## WHAT YOU ARE ASKED TO DO
Which lines hold the word "spiritu"? Copy each one.

Dataset entries
══════

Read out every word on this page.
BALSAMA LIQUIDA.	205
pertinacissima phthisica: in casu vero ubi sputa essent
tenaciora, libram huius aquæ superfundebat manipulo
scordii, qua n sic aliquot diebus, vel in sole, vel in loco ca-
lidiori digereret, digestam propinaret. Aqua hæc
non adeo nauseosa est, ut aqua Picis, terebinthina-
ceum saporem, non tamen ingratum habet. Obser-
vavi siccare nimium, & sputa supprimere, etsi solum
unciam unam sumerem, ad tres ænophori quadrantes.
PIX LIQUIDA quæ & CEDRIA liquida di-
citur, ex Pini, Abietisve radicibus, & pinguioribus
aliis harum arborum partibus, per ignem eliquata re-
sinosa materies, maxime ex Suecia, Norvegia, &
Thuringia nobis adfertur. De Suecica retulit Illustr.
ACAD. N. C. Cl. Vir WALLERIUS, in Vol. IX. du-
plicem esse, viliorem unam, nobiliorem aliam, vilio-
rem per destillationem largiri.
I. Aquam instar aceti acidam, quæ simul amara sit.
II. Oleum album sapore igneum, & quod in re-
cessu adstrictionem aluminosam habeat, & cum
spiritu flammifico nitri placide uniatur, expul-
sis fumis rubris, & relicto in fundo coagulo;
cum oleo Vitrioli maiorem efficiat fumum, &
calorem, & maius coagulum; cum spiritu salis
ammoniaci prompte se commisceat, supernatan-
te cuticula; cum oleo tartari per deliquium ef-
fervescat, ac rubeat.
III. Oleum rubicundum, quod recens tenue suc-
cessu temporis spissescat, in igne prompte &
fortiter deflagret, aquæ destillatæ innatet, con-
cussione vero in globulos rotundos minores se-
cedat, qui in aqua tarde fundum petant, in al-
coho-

══════

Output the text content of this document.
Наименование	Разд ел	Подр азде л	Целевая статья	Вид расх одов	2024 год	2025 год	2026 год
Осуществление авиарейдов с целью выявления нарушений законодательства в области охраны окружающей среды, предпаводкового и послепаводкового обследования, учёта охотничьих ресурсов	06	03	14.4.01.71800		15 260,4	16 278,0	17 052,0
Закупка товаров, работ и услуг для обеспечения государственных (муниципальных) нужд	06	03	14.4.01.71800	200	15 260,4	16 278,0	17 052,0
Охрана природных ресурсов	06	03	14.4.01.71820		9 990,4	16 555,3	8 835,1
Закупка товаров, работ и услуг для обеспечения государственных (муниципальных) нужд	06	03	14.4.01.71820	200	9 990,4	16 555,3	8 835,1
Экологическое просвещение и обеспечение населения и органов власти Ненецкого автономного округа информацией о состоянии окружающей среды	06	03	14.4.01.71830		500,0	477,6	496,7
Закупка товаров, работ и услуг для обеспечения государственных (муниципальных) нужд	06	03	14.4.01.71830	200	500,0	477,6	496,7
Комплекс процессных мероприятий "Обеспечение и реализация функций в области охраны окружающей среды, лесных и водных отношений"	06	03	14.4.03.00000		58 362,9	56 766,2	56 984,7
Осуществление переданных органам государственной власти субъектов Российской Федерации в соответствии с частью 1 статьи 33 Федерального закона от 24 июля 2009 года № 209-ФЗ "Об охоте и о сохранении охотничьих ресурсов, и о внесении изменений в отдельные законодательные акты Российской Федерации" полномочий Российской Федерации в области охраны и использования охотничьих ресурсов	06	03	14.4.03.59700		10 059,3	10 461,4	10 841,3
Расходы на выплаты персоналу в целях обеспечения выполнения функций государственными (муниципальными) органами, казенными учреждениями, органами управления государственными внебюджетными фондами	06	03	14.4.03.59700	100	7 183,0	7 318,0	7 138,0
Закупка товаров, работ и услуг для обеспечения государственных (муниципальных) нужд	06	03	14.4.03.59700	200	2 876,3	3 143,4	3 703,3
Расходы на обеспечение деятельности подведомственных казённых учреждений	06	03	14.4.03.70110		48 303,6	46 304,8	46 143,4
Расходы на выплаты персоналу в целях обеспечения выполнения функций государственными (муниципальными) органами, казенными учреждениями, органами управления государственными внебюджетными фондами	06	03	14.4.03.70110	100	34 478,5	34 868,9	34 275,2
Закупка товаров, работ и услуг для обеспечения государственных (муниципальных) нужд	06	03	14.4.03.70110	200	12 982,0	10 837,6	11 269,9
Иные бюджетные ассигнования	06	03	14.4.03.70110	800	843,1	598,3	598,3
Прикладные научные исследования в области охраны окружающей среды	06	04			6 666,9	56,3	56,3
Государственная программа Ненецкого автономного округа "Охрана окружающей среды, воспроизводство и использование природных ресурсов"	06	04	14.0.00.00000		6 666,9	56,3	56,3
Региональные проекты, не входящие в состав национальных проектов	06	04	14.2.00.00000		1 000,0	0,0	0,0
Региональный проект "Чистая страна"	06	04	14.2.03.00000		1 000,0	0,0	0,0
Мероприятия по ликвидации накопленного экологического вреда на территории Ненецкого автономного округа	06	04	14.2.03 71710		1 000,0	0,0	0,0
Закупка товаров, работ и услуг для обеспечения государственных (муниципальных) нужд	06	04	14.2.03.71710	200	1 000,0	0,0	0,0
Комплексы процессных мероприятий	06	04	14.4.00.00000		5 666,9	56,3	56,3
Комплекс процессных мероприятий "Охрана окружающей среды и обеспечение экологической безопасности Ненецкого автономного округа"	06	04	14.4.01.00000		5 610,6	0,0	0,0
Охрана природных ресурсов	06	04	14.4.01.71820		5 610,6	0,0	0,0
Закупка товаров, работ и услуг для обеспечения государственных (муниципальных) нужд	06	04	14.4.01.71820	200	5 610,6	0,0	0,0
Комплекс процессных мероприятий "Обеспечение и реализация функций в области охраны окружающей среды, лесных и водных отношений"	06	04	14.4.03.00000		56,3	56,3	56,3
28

══════

## ANSWER FOR THE TASK
spiritu flammifico nitri placide uniatur, expul-
calorem, & maius coagulum; cum spiritu salis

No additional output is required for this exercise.